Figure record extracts
— BEGIN —

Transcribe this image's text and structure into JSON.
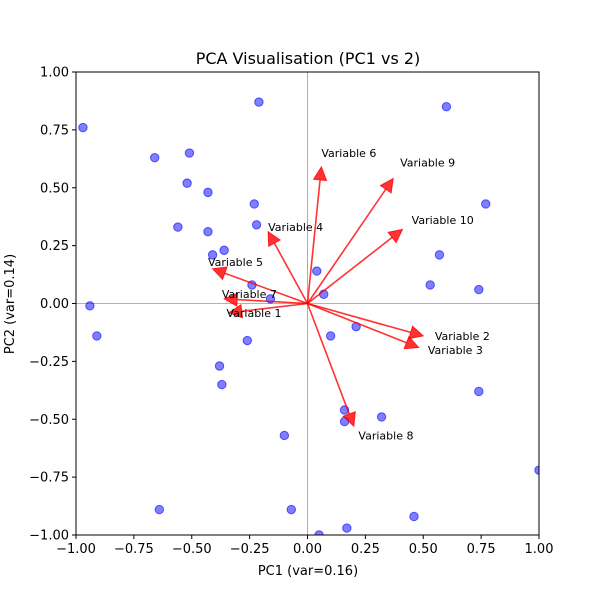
{
  "chart_data": {
    "type": "scatter",
    "title": "PCA Visualisation (PC1 vs 2)",
    "xlabel": "PC1 (var=0.16)",
    "ylabel": "PC2 (var=0.14)",
    "xlim": [
      -1.0,
      1.0
    ],
    "ylim": [
      -1.0,
      1.0
    ],
    "xticks": [
      "−1.00",
      "−0.75",
      "−0.50",
      "−0.25",
      "0.00",
      "0.25",
      "0.50",
      "0.75",
      "1.00"
    ],
    "yticks": [
      "−1.00",
      "−0.75",
      "−0.50",
      "−0.25",
      "0.00",
      "0.25",
      "0.50",
      "0.75",
      "1.00"
    ],
    "grid": false,
    "reference_lines": [
      0,
      0
    ],
    "colors": {
      "points": "#0000ff",
      "arrows": "#ff0000"
    },
    "points": [
      {
        "x": -0.97,
        "y": 0.76
      },
      {
        "x": -0.21,
        "y": 0.87
      },
      {
        "x": 0.6,
        "y": 0.85
      },
      {
        "x": -0.66,
        "y": 0.63
      },
      {
        "x": -0.51,
        "y": 0.65
      },
      {
        "x": -0.52,
        "y": 0.52
      },
      {
        "x": -0.43,
        "y": 0.48
      },
      {
        "x": -0.23,
        "y": 0.43
      },
      {
        "x": 0.77,
        "y": 0.43
      },
      {
        "x": -0.56,
        "y": 0.33
      },
      {
        "x": -0.22,
        "y": 0.34
      },
      {
        "x": -0.43,
        "y": 0.31
      },
      {
        "x": -0.36,
        "y": 0.23
      },
      {
        "x": -0.41,
        "y": 0.21
      },
      {
        "x": 0.57,
        "y": 0.21
      },
      {
        "x": 0.04,
        "y": 0.14
      },
      {
        "x": 0.53,
        "y": 0.08
      },
      {
        "x": -0.24,
        "y": 0.08
      },
      {
        "x": 0.74,
        "y": 0.06
      },
      {
        "x": 0.07,
        "y": 0.04
      },
      {
        "x": -0.16,
        "y": 0.02
      },
      {
        "x": -0.94,
        "y": -0.01
      },
      {
        "x": 0.21,
        "y": -0.1
      },
      {
        "x": -0.91,
        "y": -0.14
      },
      {
        "x": 0.1,
        "y": -0.14
      },
      {
        "x": -0.26,
        "y": -0.16
      },
      {
        "x": -0.38,
        "y": -0.27
      },
      {
        "x": -0.37,
        "y": -0.35
      },
      {
        "x": 0.74,
        "y": -0.38
      },
      {
        "x": 0.16,
        "y": -0.46
      },
      {
        "x": 0.32,
        "y": -0.49
      },
      {
        "x": 0.16,
        "y": -0.51
      },
      {
        "x": -0.1,
        "y": -0.57
      },
      {
        "x": 1.0,
        "y": -0.72
      },
      {
        "x": -0.64,
        "y": -0.89
      },
      {
        "x": -0.07,
        "y": -0.89
      },
      {
        "x": 0.46,
        "y": -0.92
      },
      {
        "x": 0.17,
        "y": -0.97
      },
      {
        "x": 0.05,
        "y": -1.0
      }
    ],
    "loadings": [
      {
        "label": "Variable 1",
        "x": -0.34,
        "y": -0.04,
        "lx": -0.35,
        "ly": -0.04
      },
      {
        "label": "Variable 2",
        "x": 0.5,
        "y": -0.14,
        "lx": 0.55,
        "ly": -0.14
      },
      {
        "label": "Variable 3",
        "x": 0.48,
        "y": -0.19,
        "lx": 0.52,
        "ly": -0.2
      },
      {
        "label": "Variable 4",
        "x": -0.17,
        "y": 0.31,
        "lx": -0.17,
        "ly": 0.33
      },
      {
        "label": "Variable 5",
        "x": -0.41,
        "y": 0.15,
        "lx": -0.43,
        "ly": 0.18
      },
      {
        "label": "Variable 6",
        "x": 0.06,
        "y": 0.59,
        "lx": 0.06,
        "ly": 0.65
      },
      {
        "label": "Variable 7",
        "x": -0.36,
        "y": 0.02,
        "lx": -0.37,
        "ly": 0.04
      },
      {
        "label": "Variable 8",
        "x": 0.2,
        "y": -0.53,
        "lx": 0.22,
        "ly": -0.57
      },
      {
        "label": "Variable 9",
        "x": 0.37,
        "y": 0.54,
        "lx": 0.4,
        "ly": 0.61
      },
      {
        "label": "Variable 10",
        "x": 0.41,
        "y": 0.32,
        "lx": 0.45,
        "ly": 0.36
      }
    ]
  }
}
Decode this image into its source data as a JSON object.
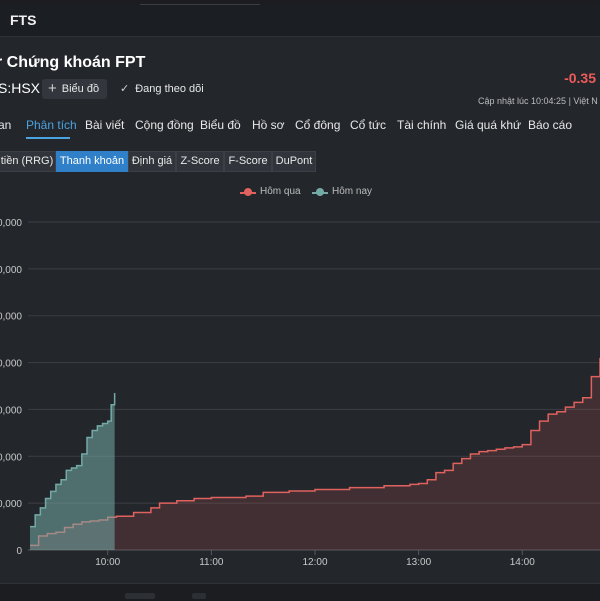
{
  "header": {
    "ticker": "FTS"
  },
  "company": {
    "name": "r Chứng khoán FPT",
    "exchange": "S:HSX",
    "chart_button_label": "Biểu đồ",
    "follow_label": "Đang theo dõi",
    "price_change": "-0.35",
    "updated_label": "Cập nhật lúc  10:04:25  |  Việt N"
  },
  "tabs": [
    "an",
    "Phân tích",
    "Bài viết",
    "Cộng đồng",
    "Biểu đồ",
    "Hồ sơ",
    "Cổ đông",
    "Cổ tức",
    "Tài chính",
    "Giá quá khứ",
    "Báo cáo"
  ],
  "active_tab": 1,
  "subtabs": [
    "tiền (RRG)",
    "Thanh khoản",
    "Định giá",
    "Z-Score",
    "F-Score",
    "DuPont"
  ],
  "active_subtab": 1,
  "colors": {
    "yesterday": "#e0625e",
    "today": "#74aaa6",
    "accent": "#4aa3df",
    "down": "#ee5b5b"
  },
  "chart_data": {
    "type": "area",
    "legend": {
      "position": "top-center"
    },
    "grid": true,
    "x_ticks": [
      "10:00",
      "11:00",
      "12:00",
      "13:00",
      "14:00"
    ],
    "y_tick_labels": [
      "0",
      "0,000",
      "0,000",
      "0,000",
      "0,000",
      "0,000",
      "0,000",
      "0,000"
    ],
    "ylim": [
      0,
      7000000
    ],
    "series": [
      {
        "name": "Hôm qua",
        "x": [
          "09:15",
          "09:20",
          "09:25",
          "09:30",
          "09:35",
          "09:40",
          "09:45",
          "09:50",
          "09:55",
          "10:00",
          "10:05",
          "10:15",
          "10:25",
          "10:30",
          "10:40",
          "10:50",
          "11:00",
          "11:20",
          "11:30",
          "11:45",
          "12:00",
          "12:20",
          "12:40",
          "12:55",
          "13:00",
          "13:05",
          "13:10",
          "13:15",
          "13:20",
          "13:25",
          "13:30",
          "13:35",
          "13:40",
          "13:45",
          "13:50",
          "13:55",
          "14:00",
          "14:05",
          "14:10",
          "14:15",
          "14:20",
          "14:25",
          "14:30",
          "14:35",
          "14:40",
          "14:45"
        ],
        "values": [
          100000,
          300000,
          350000,
          380000,
          480000,
          550000,
          600000,
          620000,
          640000,
          700000,
          720000,
          800000,
          900000,
          1000000,
          1050000,
          1100000,
          1120000,
          1150000,
          1230000,
          1260000,
          1290000,
          1330000,
          1370000,
          1400000,
          1420000,
          1500000,
          1650000,
          1700000,
          1850000,
          1950000,
          2050000,
          2100000,
          2120000,
          2150000,
          2180000,
          2200000,
          2250000,
          2550000,
          2750000,
          2900000,
          2950000,
          3050000,
          3150000,
          3250000,
          3700000,
          4100000
        ]
      },
      {
        "name": "Hôm nay",
        "x": [
          "09:15",
          "09:18",
          "09:21",
          "09:24",
          "09:27",
          "09:30",
          "09:33",
          "09:36",
          "09:39",
          "09:42",
          "09:45",
          "09:48",
          "09:51",
          "09:54",
          "09:57",
          "10:00",
          "10:02",
          "10:04"
        ],
        "values": [
          500000,
          750000,
          900000,
          1100000,
          1250000,
          1400000,
          1500000,
          1700000,
          1750000,
          1800000,
          2050000,
          2400000,
          2550000,
          2650000,
          2700000,
          2750000,
          3100000,
          3350000
        ]
      }
    ]
  }
}
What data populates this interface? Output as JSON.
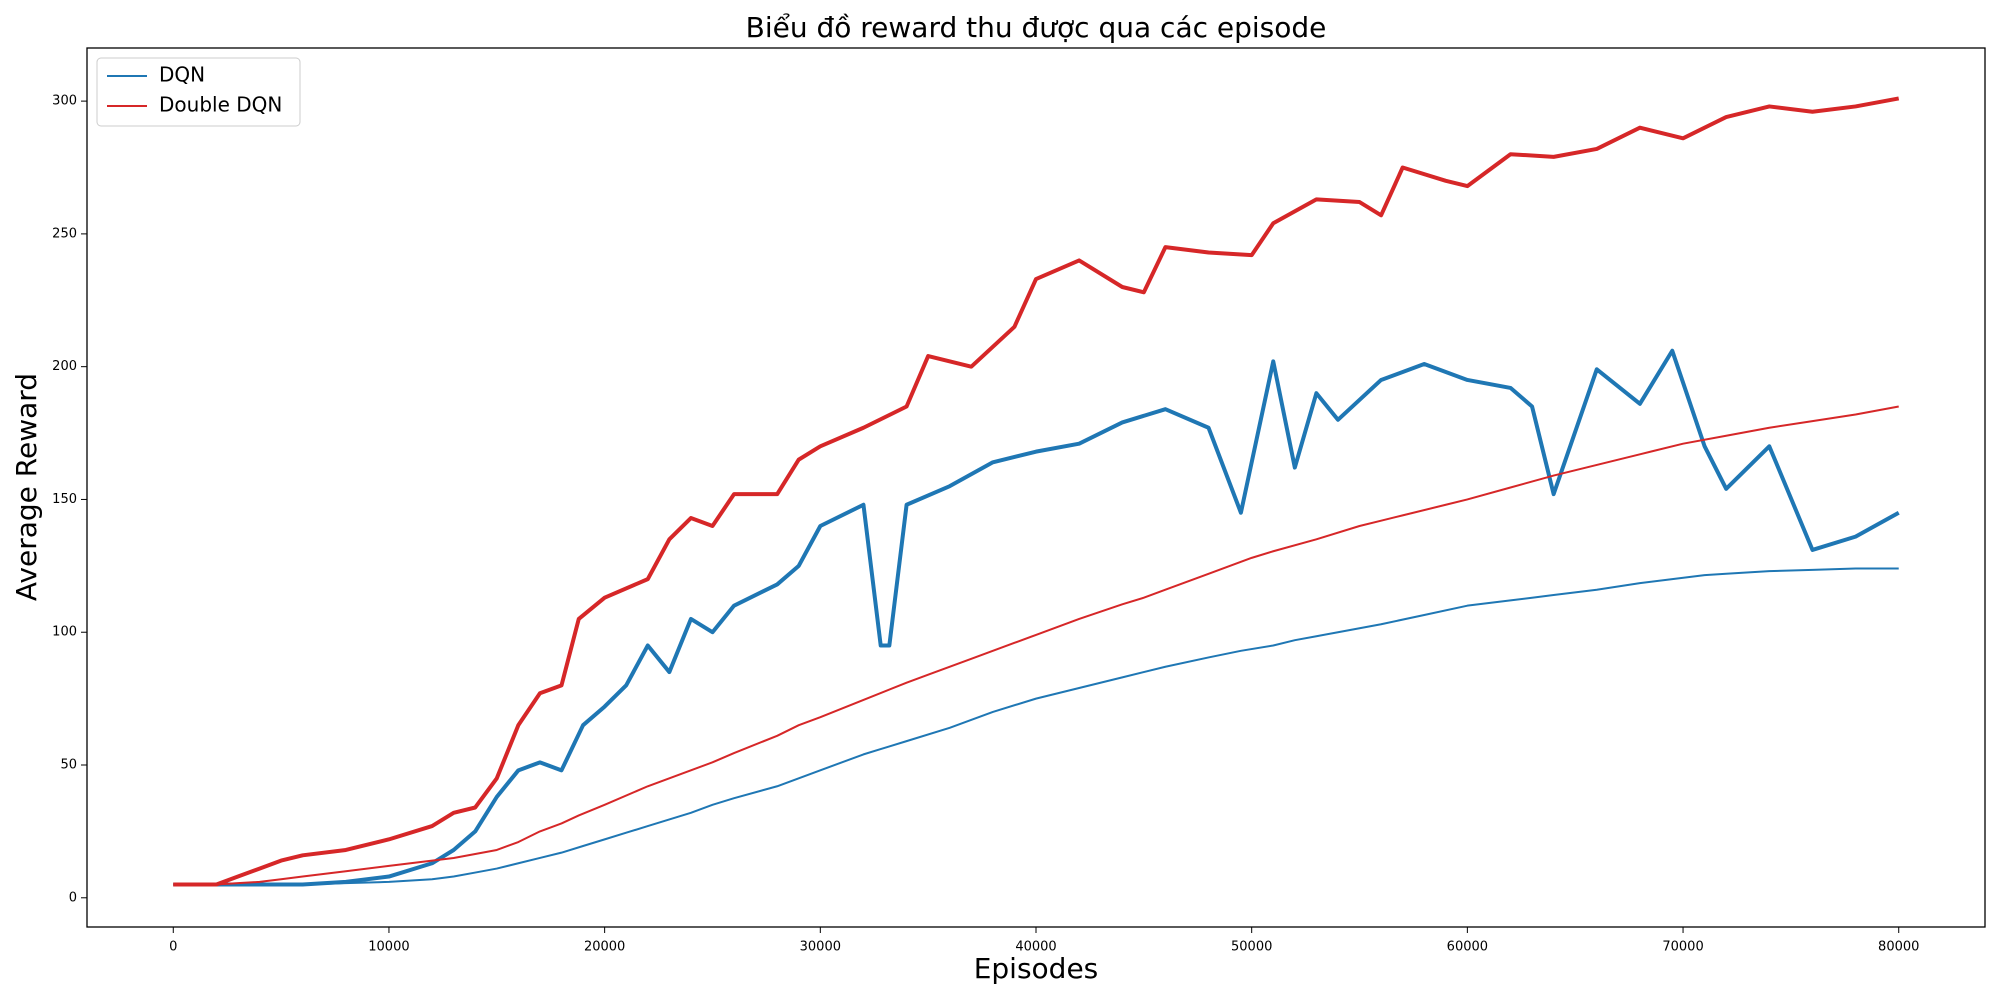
{
  "chart_data": {
    "type": "line",
    "title": "Biểu đồ reward thu được qua các episode",
    "xlabel": "Episodes",
    "ylabel": "Average Reward",
    "xlim": [
      -4000,
      84000
    ],
    "xticks": [
      0,
      10000,
      20000,
      30000,
      40000,
      50000,
      60000,
      70000,
      80000
    ],
    "ylim": [
      -11,
      320
    ],
    "yticks": [
      0,
      50,
      100,
      150,
      200,
      250,
      300
    ],
    "ytick_color": "#ff7f0e",
    "grid": false,
    "legend": "upper left",
    "series": [
      {
        "name": "DQN",
        "color": "#1f77b4",
        "x": [
          0,
          2000,
          4000,
          6000,
          8000,
          10000,
          12000,
          13000,
          14000,
          15000,
          16000,
          17000,
          18000,
          19000,
          20000,
          21000,
          22000,
          23000,
          24000,
          25000,
          26000,
          28000,
          29000,
          30000,
          32000,
          32800,
          33200,
          34000,
          36000,
          38000,
          40000,
          42000,
          44000,
          46000,
          48000,
          49500,
          51000,
          52000,
          53000,
          54000,
          56000,
          58000,
          60000,
          62000,
          63000,
          64000,
          66000,
          68000,
          69500,
          71000,
          72000,
          74000,
          76000,
          78000,
          80000
        ],
        "values": [
          5,
          5,
          5,
          5,
          6,
          8,
          13,
          18,
          25,
          38,
          48,
          51,
          48,
          65,
          72,
          80,
          95,
          85,
          105,
          100,
          110,
          118,
          125,
          140,
          148,
          95,
          95,
          148,
          155,
          164,
          168,
          171,
          179,
          184,
          177,
          145,
          202,
          162,
          190,
          180,
          195,
          201,
          195,
          192,
          185,
          152,
          199,
          186,
          206,
          170,
          154,
          170,
          131,
          136,
          145
        ],
        "running_mean": [
          5,
          5,
          5,
          5,
          5.5,
          6,
          7,
          8,
          9.5,
          11,
          13,
          15,
          17,
          19.5,
          22,
          24.5,
          27,
          29.5,
          32,
          35,
          37.5,
          42,
          45,
          48,
          54,
          56,
          57,
          59,
          64,
          70,
          75,
          79,
          83,
          87,
          90.5,
          93,
          95,
          97,
          98.5,
          100,
          103,
          106.5,
          110,
          112,
          113,
          114,
          116,
          118.5,
          120,
          121.5,
          122,
          123,
          123.5,
          124,
          124
        ]
      },
      {
        "name": "Double DQN",
        "color": "#d62728",
        "x": [
          0,
          2000,
          3000,
          4000,
          5000,
          6000,
          8000,
          10000,
          12000,
          13000,
          14000,
          15000,
          16000,
          17000,
          18000,
          18800,
          20000,
          22000,
          23000,
          24000,
          25000,
          26000,
          28000,
          29000,
          30000,
          32000,
          34000,
          35000,
          37000,
          39000,
          40000,
          42000,
          44000,
          45000,
          46000,
          48000,
          50000,
          51000,
          53000,
          55000,
          56000,
          57000,
          59000,
          60000,
          62000,
          64000,
          66000,
          68000,
          70000,
          72000,
          74000,
          76000,
          78000,
          80000
        ],
        "values": [
          5,
          5,
          8,
          11,
          14,
          16,
          18,
          22,
          27,
          32,
          34,
          45,
          65,
          77,
          80,
          105,
          113,
          120,
          135,
          143,
          140,
          152,
          152,
          165,
          170,
          177,
          185,
          204,
          200,
          215,
          233,
          240,
          230,
          228,
          245,
          243,
          242,
          254,
          263,
          262,
          257,
          275,
          270,
          268,
          280,
          279,
          282,
          290,
          286,
          294,
          298,
          296,
          298,
          301
        ],
        "running_mean": [
          5,
          5,
          5.5,
          6,
          7,
          8,
          10,
          12,
          14,
          15,
          16.5,
          18,
          21,
          25,
          28,
          31,
          35,
          42,
          45,
          48,
          51,
          54.5,
          61,
          65,
          68,
          74.5,
          81,
          84,
          90,
          96,
          99,
          105,
          110.5,
          113,
          116,
          122,
          128,
          130.5,
          135,
          140,
          142,
          144,
          148,
          150,
          154.5,
          159,
          163,
          167,
          171,
          174,
          177,
          179.5,
          182,
          185
        ]
      }
    ]
  }
}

— END —

Count the lines of these entries that hold the string "image", and give only that number.

▶ **ANSWER**
2